[START Available records]

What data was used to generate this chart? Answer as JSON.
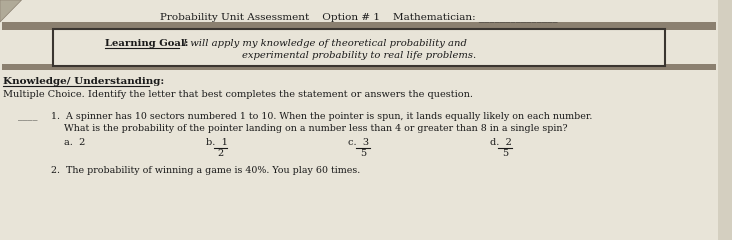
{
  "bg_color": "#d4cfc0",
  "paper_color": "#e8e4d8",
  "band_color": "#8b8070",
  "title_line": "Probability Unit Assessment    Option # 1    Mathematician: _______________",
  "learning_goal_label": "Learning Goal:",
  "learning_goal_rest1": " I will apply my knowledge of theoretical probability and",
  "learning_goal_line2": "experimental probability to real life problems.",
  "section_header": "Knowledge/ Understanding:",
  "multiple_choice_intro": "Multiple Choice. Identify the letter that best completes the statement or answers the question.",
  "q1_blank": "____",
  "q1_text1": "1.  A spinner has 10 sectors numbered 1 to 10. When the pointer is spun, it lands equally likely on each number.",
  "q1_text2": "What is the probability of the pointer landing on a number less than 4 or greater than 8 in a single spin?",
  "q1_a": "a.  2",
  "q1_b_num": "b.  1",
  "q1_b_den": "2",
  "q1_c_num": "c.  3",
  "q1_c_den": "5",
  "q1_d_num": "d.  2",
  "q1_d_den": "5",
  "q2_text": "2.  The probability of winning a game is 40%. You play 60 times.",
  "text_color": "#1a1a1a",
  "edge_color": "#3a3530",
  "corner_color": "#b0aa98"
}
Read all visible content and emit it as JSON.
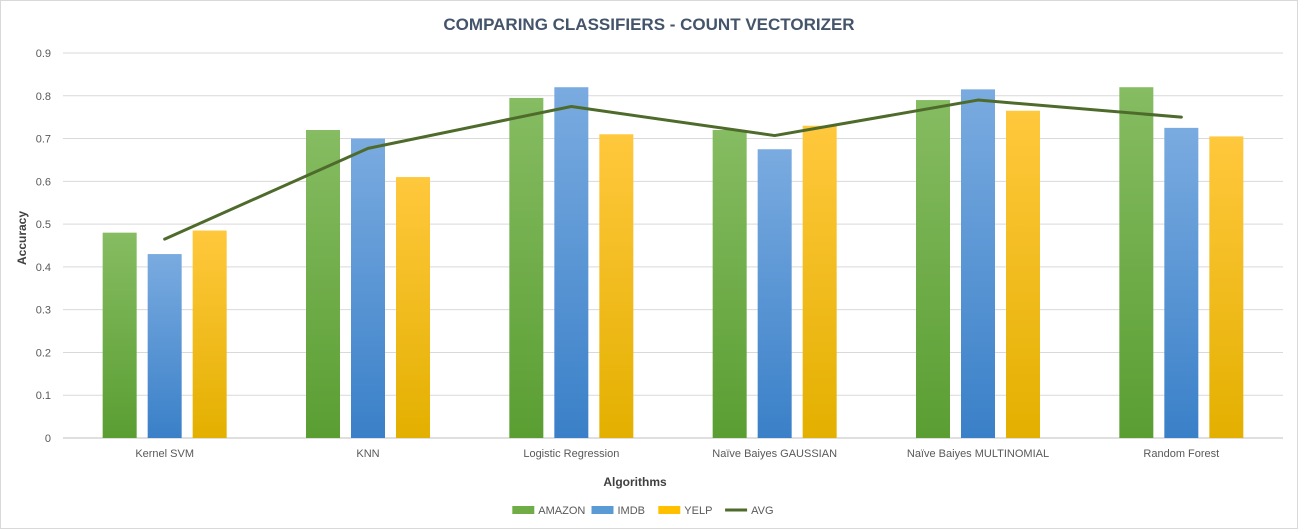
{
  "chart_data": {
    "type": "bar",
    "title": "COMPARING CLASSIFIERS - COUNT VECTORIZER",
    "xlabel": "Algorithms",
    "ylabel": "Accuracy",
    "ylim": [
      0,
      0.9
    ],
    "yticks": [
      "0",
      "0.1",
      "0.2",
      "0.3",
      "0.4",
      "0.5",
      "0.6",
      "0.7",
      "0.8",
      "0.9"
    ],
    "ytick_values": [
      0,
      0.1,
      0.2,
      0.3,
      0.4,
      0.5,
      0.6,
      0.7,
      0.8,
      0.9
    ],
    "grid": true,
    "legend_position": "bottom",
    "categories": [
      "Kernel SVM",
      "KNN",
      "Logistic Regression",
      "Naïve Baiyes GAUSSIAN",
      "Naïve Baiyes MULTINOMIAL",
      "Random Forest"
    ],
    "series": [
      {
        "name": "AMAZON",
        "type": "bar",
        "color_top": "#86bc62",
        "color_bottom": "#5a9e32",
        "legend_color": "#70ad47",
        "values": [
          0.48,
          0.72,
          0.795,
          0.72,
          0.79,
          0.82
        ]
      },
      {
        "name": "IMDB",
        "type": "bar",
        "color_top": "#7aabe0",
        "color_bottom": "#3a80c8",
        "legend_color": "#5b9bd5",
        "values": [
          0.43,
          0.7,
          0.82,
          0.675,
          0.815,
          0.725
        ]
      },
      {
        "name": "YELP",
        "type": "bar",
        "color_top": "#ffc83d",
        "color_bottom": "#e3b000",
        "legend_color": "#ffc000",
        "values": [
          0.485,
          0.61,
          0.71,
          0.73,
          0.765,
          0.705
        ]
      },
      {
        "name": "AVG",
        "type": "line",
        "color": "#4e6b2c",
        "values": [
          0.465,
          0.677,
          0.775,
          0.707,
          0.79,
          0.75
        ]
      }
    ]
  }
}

[END Available records]

- **Exercise**
Each record above should be copied character for character, with pictures dropped.

- **Completed task**
What data was used to generate this chart? Answer as JSON.
{
  "bg_color": "#d4cfc0",
  "paper_color": "#e8e4d8",
  "band_color": "#8b8070",
  "title_line": "Probability Unit Assessment    Option # 1    Mathematician: _______________",
  "learning_goal_label": "Learning Goal:",
  "learning_goal_rest1": " I will apply my knowledge of theoretical probability and",
  "learning_goal_line2": "experimental probability to real life problems.",
  "section_header": "Knowledge/ Understanding:",
  "multiple_choice_intro": "Multiple Choice. Identify the letter that best completes the statement or answers the question.",
  "q1_blank": "____",
  "q1_text1": "1.  A spinner has 10 sectors numbered 1 to 10. When the pointer is spun, it lands equally likely on each number.",
  "q1_text2": "What is the probability of the pointer landing on a number less than 4 or greater than 8 in a single spin?",
  "q1_a": "a.  2",
  "q1_b_num": "b.  1",
  "q1_b_den": "2",
  "q1_c_num": "c.  3",
  "q1_c_den": "5",
  "q1_d_num": "d.  2",
  "q1_d_den": "5",
  "q2_text": "2.  The probability of winning a game is 40%. You play 60 times.",
  "text_color": "#1a1a1a",
  "edge_color": "#3a3530",
  "corner_color": "#b0aa98"
}
Read all visible content and emit it as JSON.
{
  "chart_data": {
    "type": "bar",
    "title": "COMPARING CLASSIFIERS - COUNT VECTORIZER",
    "xlabel": "Algorithms",
    "ylabel": "Accuracy",
    "ylim": [
      0,
      0.9
    ],
    "yticks": [
      "0",
      "0.1",
      "0.2",
      "0.3",
      "0.4",
      "0.5",
      "0.6",
      "0.7",
      "0.8",
      "0.9"
    ],
    "ytick_values": [
      0,
      0.1,
      0.2,
      0.3,
      0.4,
      0.5,
      0.6,
      0.7,
      0.8,
      0.9
    ],
    "grid": true,
    "legend_position": "bottom",
    "categories": [
      "Kernel SVM",
      "KNN",
      "Logistic Regression",
      "Naïve Baiyes GAUSSIAN",
      "Naïve Baiyes MULTINOMIAL",
      "Random Forest"
    ],
    "series": [
      {
        "name": "AMAZON",
        "type": "bar",
        "color_top": "#86bc62",
        "color_bottom": "#5a9e32",
        "legend_color": "#70ad47",
        "values": [
          0.48,
          0.72,
          0.795,
          0.72,
          0.79,
          0.82
        ]
      },
      {
        "name": "IMDB",
        "type": "bar",
        "color_top": "#7aabe0",
        "color_bottom": "#3a80c8",
        "legend_color": "#5b9bd5",
        "values": [
          0.43,
          0.7,
          0.82,
          0.675,
          0.815,
          0.725
        ]
      },
      {
        "name": "YELP",
        "type": "bar",
        "color_top": "#ffc83d",
        "color_bottom": "#e3b000",
        "legend_color": "#ffc000",
        "values": [
          0.485,
          0.61,
          0.71,
          0.73,
          0.765,
          0.705
        ]
      },
      {
        "name": "AVG",
        "type": "line",
        "color": "#4e6b2c",
        "values": [
          0.465,
          0.677,
          0.775,
          0.707,
          0.79,
          0.75
        ]
      }
    ]
  }
}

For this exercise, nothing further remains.